* **Direction**
Go through the entries below and print each one exactly, leaving out pictures.

Stored entries:
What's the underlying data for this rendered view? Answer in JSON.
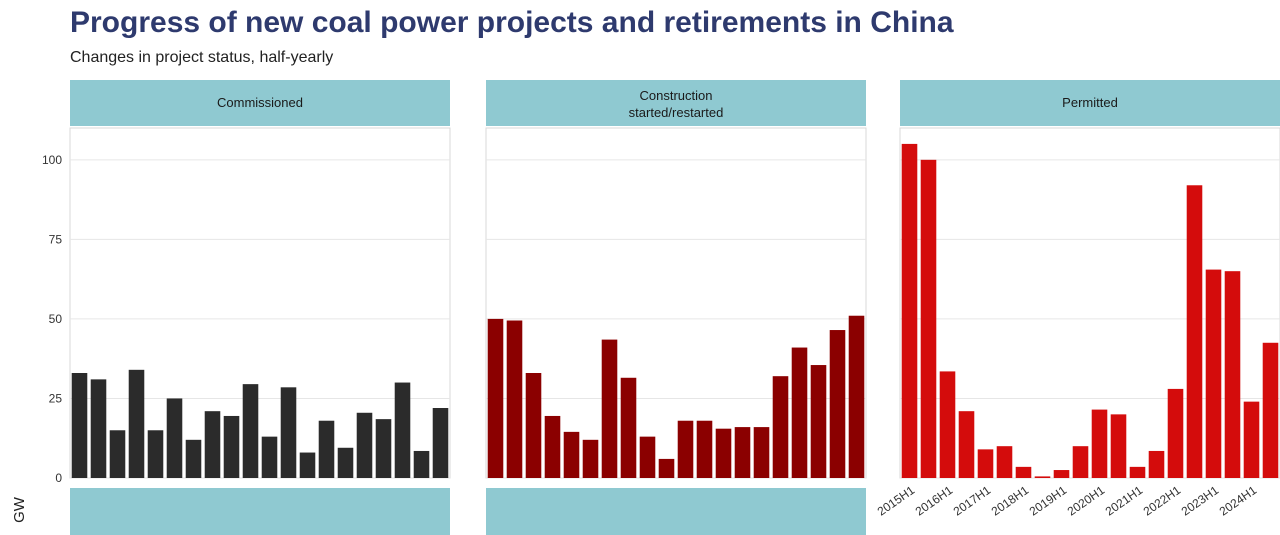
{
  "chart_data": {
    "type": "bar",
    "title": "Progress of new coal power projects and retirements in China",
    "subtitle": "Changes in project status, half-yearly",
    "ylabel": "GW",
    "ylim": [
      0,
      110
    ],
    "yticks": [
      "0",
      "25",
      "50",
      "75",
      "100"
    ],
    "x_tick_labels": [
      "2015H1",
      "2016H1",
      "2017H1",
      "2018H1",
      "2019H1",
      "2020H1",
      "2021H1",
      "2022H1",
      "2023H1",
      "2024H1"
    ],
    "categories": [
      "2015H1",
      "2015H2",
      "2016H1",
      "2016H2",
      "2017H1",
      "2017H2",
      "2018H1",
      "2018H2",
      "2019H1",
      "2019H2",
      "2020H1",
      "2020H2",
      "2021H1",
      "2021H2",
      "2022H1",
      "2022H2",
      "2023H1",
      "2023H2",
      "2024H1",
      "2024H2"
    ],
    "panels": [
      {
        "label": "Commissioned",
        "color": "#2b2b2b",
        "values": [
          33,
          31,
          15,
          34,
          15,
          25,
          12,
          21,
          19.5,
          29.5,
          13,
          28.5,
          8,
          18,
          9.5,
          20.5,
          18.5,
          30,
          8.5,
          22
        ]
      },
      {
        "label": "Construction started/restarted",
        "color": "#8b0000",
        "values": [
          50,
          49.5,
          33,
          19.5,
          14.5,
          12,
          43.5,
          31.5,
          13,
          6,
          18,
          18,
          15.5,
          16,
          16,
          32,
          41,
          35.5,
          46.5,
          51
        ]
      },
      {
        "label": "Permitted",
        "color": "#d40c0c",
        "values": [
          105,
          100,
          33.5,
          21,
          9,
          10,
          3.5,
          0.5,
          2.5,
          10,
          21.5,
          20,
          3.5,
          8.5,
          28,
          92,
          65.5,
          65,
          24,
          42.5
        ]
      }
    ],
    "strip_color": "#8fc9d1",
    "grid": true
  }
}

* **Reply**
What's the underlying data for this rendered view? Answer in JSON.
{
  "chart_data": {
    "type": "bar",
    "title": "Progress of new coal power projects and retirements in China",
    "subtitle": "Changes in project status, half-yearly",
    "ylabel": "GW",
    "ylim": [
      0,
      110
    ],
    "yticks": [
      "0",
      "25",
      "50",
      "75",
      "100"
    ],
    "x_tick_labels": [
      "2015H1",
      "2016H1",
      "2017H1",
      "2018H1",
      "2019H1",
      "2020H1",
      "2021H1",
      "2022H1",
      "2023H1",
      "2024H1"
    ],
    "categories": [
      "2015H1",
      "2015H2",
      "2016H1",
      "2016H2",
      "2017H1",
      "2017H2",
      "2018H1",
      "2018H2",
      "2019H1",
      "2019H2",
      "2020H1",
      "2020H2",
      "2021H1",
      "2021H2",
      "2022H1",
      "2022H2",
      "2023H1",
      "2023H2",
      "2024H1",
      "2024H2"
    ],
    "panels": [
      {
        "label": "Commissioned",
        "color": "#2b2b2b",
        "values": [
          33,
          31,
          15,
          34,
          15,
          25,
          12,
          21,
          19.5,
          29.5,
          13,
          28.5,
          8,
          18,
          9.5,
          20.5,
          18.5,
          30,
          8.5,
          22
        ]
      },
      {
        "label": "Construction started/restarted",
        "color": "#8b0000",
        "values": [
          50,
          49.5,
          33,
          19.5,
          14.5,
          12,
          43.5,
          31.5,
          13,
          6,
          18,
          18,
          15.5,
          16,
          16,
          32,
          41,
          35.5,
          46.5,
          51
        ]
      },
      {
        "label": "Permitted",
        "color": "#d40c0c",
        "values": [
          105,
          100,
          33.5,
          21,
          9,
          10,
          3.5,
          0.5,
          2.5,
          10,
          21.5,
          20,
          3.5,
          8.5,
          28,
          92,
          65.5,
          65,
          24,
          42.5
        ]
      }
    ],
    "strip_color": "#8fc9d1",
    "grid": true
  }
}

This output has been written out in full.